• What the task asks
Every line holding the string "title" should be gathered.
□ □ □
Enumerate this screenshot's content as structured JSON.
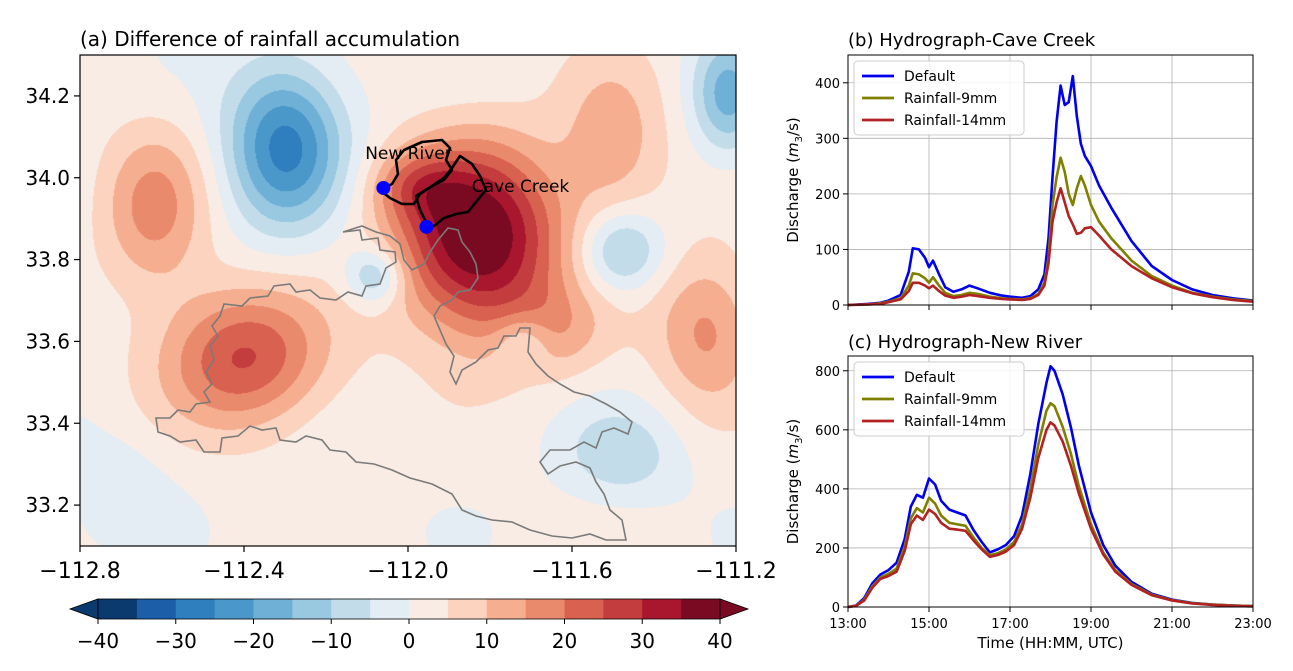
{
  "chart_data": [
    {
      "type": "heatmap",
      "title": "(a) Difference of rainfall accumulation",
      "x_ticks": [
        "−112.8",
        "−112.4",
        "−112.0",
        "−111.6",
        "−111.2"
      ],
      "y_ticks": [
        "33.2",
        "33.4",
        "33.6",
        "33.8",
        "34.0",
        "34.2"
      ],
      "xlim": [
        -112.8,
        -111.2
      ],
      "ylim": [
        33.1,
        34.3
      ],
      "colorbar": {
        "ticks": [
          "−40",
          "−30",
          "−20",
          "−10",
          "0",
          "10",
          "20",
          "30",
          "40"
        ],
        "range": [
          -40,
          40
        ],
        "levels": [
          -40,
          -35,
          -30,
          -25,
          -20,
          -15,
          -10,
          -5,
          0,
          5,
          10,
          15,
          20,
          25,
          30,
          35,
          40
        ],
        "colors": [
          "#0b3a6e",
          "#1c5ea7",
          "#2f7ebd",
          "#4a98c9",
          "#6fb0d6",
          "#99c8e1",
          "#c3dcea",
          "#e3edf3",
          "#f8ece4",
          "#fbd3bf",
          "#f5ae90",
          "#ea8a6d",
          "#d96150",
          "#c33c3e",
          "#a8172e",
          "#7a0a22"
        ]
      },
      "annotations": [
        {
          "text": "New River",
          "lon": -112.08,
          "lat": 34.06
        },
        {
          "text": "Cave Creek",
          "lon": -111.82,
          "lat": 33.98
        }
      ],
      "outlet_points": [
        {
          "name": "New River outlet",
          "lon": -112.06,
          "lat": 33.975
        },
        {
          "name": "Cave Creek outlet",
          "lon": -111.955,
          "lat": 33.88
        }
      ],
      "anomalies": [
        {
          "lon": -111.83,
          "lat": 33.85,
          "value": 40,
          "sx": 0.14,
          "sy": 0.16
        },
        {
          "lon": -111.98,
          "lat": 33.98,
          "value": 12,
          "sx": 0.08,
          "sy": 0.06
        },
        {
          "lon": -112.4,
          "lat": 33.56,
          "value": 24,
          "sx": 0.14,
          "sy": 0.12
        },
        {
          "lon": -112.62,
          "lat": 33.92,
          "value": 15,
          "sx": 0.09,
          "sy": 0.14
        },
        {
          "lon": -111.5,
          "lat": 34.08,
          "value": 12,
          "sx": 0.09,
          "sy": 0.14
        },
        {
          "lon": -111.27,
          "lat": 33.63,
          "value": 15,
          "sx": 0.09,
          "sy": 0.13
        },
        {
          "lon": -111.66,
          "lat": 33.62,
          "value": 10,
          "sx": 0.1,
          "sy": 0.08
        },
        {
          "lon": -112.3,
          "lat": 34.08,
          "value": -28,
          "sx": 0.1,
          "sy": 0.14
        },
        {
          "lon": -112.08,
          "lat": 33.76,
          "value": -16,
          "sx": 0.05,
          "sy": 0.05
        },
        {
          "lon": -111.48,
          "lat": 33.82,
          "value": -16,
          "sx": 0.07,
          "sy": 0.07
        },
        {
          "lon": -111.22,
          "lat": 34.2,
          "value": -18,
          "sx": 0.06,
          "sy": 0.1
        },
        {
          "lon": -111.72,
          "lat": 33.6,
          "value": -11,
          "sx": 0.05,
          "sy": 0.05
        },
        {
          "lon": -111.48,
          "lat": 33.32,
          "value": -10,
          "sx": 0.1,
          "sy": 0.08
        },
        {
          "lon": -112.72,
          "lat": 33.25,
          "value": -5,
          "sx": 0.1,
          "sy": 0.1
        }
      ]
    },
    {
      "type": "line",
      "title": "(b) Hydrograph-Cave Creek",
      "xlabel": "",
      "ylabel": "Discharge (m3/s)",
      "ylabel_parts": {
        "pre": "Discharge (",
        "var": "m",
        "sub": "3",
        "post": "/s)"
      },
      "xlim": [
        13,
        23
      ],
      "ylim": [
        0,
        450
      ],
      "yticks": [
        0,
        100,
        200,
        300,
        400
      ],
      "x_ticks": [
        13,
        15,
        17,
        19,
        21,
        23
      ],
      "grid": true,
      "legend": "top-left",
      "x": [
        13,
        13.5,
        13.8,
        14.0,
        14.3,
        14.5,
        14.6,
        14.75,
        14.9,
        15.0,
        15.1,
        15.25,
        15.4,
        15.6,
        15.8,
        16.0,
        16.2,
        16.5,
        16.8,
        17.0,
        17.3,
        17.5,
        17.7,
        17.85,
        17.95,
        18.05,
        18.15,
        18.25,
        18.35,
        18.45,
        18.55,
        18.65,
        18.75,
        18.85,
        19.0,
        19.2,
        19.5,
        20.0,
        20.5,
        21.0,
        21.5,
        22.0,
        22.5,
        23.0
      ],
      "series": [
        {
          "name": "Default",
          "color": "#0000ee",
          "values": [
            0,
            2,
            4,
            8,
            18,
            60,
            102,
            100,
            85,
            68,
            80,
            55,
            32,
            24,
            28,
            35,
            30,
            22,
            17,
            15,
            13,
            16,
            28,
            55,
            120,
            230,
            330,
            395,
            360,
            365,
            412,
            340,
            290,
            268,
            250,
            215,
            175,
            115,
            70,
            45,
            28,
            18,
            12,
            8
          ]
        },
        {
          "name": "Rainfall-9mm",
          "color": "#808000",
          "values": [
            0,
            1,
            3,
            6,
            12,
            35,
            57,
            55,
            48,
            40,
            50,
            35,
            22,
            16,
            18,
            22,
            20,
            15,
            12,
            11,
            10,
            12,
            20,
            40,
            85,
            180,
            230,
            265,
            240,
            200,
            180,
            210,
            232,
            215,
            180,
            150,
            120,
            80,
            52,
            35,
            22,
            15,
            10,
            7
          ]
        },
        {
          "name": "Rainfall-14mm",
          "color": "#b22222",
          "values": [
            0,
            1,
            2,
            5,
            10,
            25,
            40,
            40,
            35,
            30,
            35,
            25,
            17,
            13,
            15,
            18,
            16,
            13,
            11,
            10,
            9,
            11,
            18,
            35,
            75,
            150,
            185,
            210,
            185,
            160,
            145,
            128,
            130,
            138,
            140,
            125,
            100,
            70,
            48,
            32,
            21,
            14,
            9,
            6
          ]
        }
      ]
    },
    {
      "type": "line",
      "title": "(c) Hydrograph-New River",
      "xlabel": "Time (HH:MM, UTC)",
      "ylabel": "Discharge (m3/s)",
      "ylabel_parts": {
        "pre": "Discharge (",
        "var": "m",
        "sub": "3",
        "post": "/s)"
      },
      "xlim": [
        13,
        23
      ],
      "ylim": [
        0,
        850
      ],
      "yticks": [
        0,
        200,
        400,
        600,
        800
      ],
      "x_ticks": [
        13,
        15,
        17,
        19,
        21,
        23
      ],
      "x_tick_labels": [
        "13:00",
        "15:00",
        "17:00",
        "19:00",
        "21:00",
        "23:00"
      ],
      "grid": true,
      "legend": "top-left",
      "x": [
        13,
        13.2,
        13.4,
        13.6,
        13.8,
        14.0,
        14.2,
        14.4,
        14.55,
        14.7,
        14.85,
        15.0,
        15.15,
        15.3,
        15.5,
        15.7,
        15.9,
        16.1,
        16.3,
        16.5,
        16.7,
        16.9,
        17.1,
        17.3,
        17.5,
        17.7,
        17.9,
        18.0,
        18.1,
        18.3,
        18.5,
        18.7,
        19.0,
        19.3,
        19.6,
        20.0,
        20.5,
        21.0,
        21.5,
        22.0,
        22.5,
        23.0
      ],
      "series": [
        {
          "name": "Default",
          "color": "#0000ee",
          "values": [
            0,
            5,
            30,
            80,
            110,
            125,
            150,
            230,
            340,
            380,
            370,
            435,
            415,
            360,
            330,
            320,
            310,
            260,
            220,
            185,
            195,
            210,
            240,
            310,
            450,
            620,
            760,
            815,
            800,
            720,
            610,
            480,
            320,
            210,
            140,
            85,
            45,
            25,
            14,
            8,
            5,
            3
          ]
        },
        {
          "name": "Rainfall-9mm",
          "color": "#808000",
          "values": [
            0,
            4,
            25,
            70,
            100,
            112,
            130,
            205,
            300,
            335,
            320,
            370,
            350,
            310,
            285,
            280,
            275,
            235,
            200,
            175,
            182,
            195,
            220,
            280,
            400,
            550,
            665,
            690,
            680,
            610,
            520,
            410,
            280,
            185,
            125,
            78,
            42,
            23,
            13,
            8,
            5,
            3
          ]
        },
        {
          "name": "Rainfall-14mm",
          "color": "#b22222",
          "values": [
            0,
            4,
            22,
            65,
            95,
            105,
            120,
            190,
            280,
            310,
            295,
            330,
            315,
            285,
            265,
            262,
            258,
            225,
            195,
            170,
            176,
            188,
            210,
            265,
            370,
            505,
            600,
            625,
            615,
            560,
            480,
            385,
            265,
            178,
            120,
            75,
            40,
            22,
            12,
            7,
            4,
            2
          ]
        }
      ]
    }
  ]
}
□ □ □
• Final result
      "title": "(a) Difference of rainfall accumulation",
      "title": "(b) Hydrograph-Cave Creek",
      "title": "(c) Hydrograph-New River",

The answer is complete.